(Saved entries)
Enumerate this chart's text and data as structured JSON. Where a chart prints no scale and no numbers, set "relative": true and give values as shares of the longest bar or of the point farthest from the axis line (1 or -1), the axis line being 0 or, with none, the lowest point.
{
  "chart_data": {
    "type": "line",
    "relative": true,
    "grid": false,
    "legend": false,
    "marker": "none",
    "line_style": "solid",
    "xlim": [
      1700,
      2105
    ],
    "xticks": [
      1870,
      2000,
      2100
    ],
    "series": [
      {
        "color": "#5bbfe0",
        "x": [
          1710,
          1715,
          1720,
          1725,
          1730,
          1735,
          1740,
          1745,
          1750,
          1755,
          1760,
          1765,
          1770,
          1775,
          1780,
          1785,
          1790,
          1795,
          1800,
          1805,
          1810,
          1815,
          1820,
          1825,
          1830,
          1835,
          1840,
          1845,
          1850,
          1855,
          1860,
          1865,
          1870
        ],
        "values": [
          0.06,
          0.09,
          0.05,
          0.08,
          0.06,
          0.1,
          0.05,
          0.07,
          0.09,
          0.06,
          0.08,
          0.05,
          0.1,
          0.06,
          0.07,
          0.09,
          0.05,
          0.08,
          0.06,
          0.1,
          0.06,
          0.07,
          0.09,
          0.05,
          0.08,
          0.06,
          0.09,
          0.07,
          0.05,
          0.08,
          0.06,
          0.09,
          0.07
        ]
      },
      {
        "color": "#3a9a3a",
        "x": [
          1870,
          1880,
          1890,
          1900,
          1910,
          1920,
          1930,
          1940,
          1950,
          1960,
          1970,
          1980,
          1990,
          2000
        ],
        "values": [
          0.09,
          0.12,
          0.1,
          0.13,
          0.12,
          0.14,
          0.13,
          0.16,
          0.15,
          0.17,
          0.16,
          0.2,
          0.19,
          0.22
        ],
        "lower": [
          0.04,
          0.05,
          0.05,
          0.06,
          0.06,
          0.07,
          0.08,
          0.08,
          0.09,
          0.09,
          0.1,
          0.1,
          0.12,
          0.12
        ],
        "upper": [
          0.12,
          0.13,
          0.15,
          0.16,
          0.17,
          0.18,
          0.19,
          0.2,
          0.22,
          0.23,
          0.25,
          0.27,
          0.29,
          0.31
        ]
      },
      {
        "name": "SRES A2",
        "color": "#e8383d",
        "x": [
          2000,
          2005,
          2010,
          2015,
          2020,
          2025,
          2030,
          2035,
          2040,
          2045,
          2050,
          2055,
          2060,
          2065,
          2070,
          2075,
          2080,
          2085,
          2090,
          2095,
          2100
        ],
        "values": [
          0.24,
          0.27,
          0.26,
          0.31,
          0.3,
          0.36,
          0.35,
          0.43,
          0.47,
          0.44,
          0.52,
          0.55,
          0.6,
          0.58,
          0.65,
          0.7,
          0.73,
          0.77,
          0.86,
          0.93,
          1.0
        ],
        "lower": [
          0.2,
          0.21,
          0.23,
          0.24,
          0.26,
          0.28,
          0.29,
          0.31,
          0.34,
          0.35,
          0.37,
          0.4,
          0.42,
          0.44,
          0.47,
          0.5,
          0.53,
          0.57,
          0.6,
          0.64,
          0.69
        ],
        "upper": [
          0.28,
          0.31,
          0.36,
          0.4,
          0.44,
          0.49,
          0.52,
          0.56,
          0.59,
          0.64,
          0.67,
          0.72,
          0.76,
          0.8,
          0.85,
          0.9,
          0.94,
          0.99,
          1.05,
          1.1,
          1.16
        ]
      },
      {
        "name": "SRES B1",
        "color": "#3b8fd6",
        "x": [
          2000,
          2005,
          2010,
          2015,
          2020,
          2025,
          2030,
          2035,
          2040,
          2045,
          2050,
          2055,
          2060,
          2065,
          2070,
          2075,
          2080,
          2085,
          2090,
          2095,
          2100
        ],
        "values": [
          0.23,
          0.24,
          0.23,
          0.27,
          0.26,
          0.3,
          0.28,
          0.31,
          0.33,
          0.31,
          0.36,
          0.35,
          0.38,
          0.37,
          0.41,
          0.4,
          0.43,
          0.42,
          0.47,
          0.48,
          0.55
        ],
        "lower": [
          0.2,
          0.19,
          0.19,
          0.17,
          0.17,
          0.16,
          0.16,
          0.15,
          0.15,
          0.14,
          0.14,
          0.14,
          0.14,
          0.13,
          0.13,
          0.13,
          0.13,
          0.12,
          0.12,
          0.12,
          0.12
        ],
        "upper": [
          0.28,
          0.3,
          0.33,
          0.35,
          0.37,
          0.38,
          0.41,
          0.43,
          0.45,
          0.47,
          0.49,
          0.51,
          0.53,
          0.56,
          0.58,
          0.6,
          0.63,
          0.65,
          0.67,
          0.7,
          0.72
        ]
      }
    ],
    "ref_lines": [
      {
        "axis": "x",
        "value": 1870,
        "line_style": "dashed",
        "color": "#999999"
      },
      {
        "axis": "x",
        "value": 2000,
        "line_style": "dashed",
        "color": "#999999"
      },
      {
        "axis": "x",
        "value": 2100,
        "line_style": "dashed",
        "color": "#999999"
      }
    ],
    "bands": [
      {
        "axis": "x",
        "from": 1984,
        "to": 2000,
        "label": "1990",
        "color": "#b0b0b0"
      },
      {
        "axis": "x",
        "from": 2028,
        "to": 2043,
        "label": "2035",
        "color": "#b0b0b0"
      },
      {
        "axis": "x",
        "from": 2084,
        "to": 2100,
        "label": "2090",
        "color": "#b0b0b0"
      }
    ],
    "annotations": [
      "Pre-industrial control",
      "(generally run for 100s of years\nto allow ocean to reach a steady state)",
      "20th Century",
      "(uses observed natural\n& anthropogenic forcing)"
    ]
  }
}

**AIM OF THE TASK**
Write the number of lines containing the word "none" and nothing besides it.

**REPLY**
2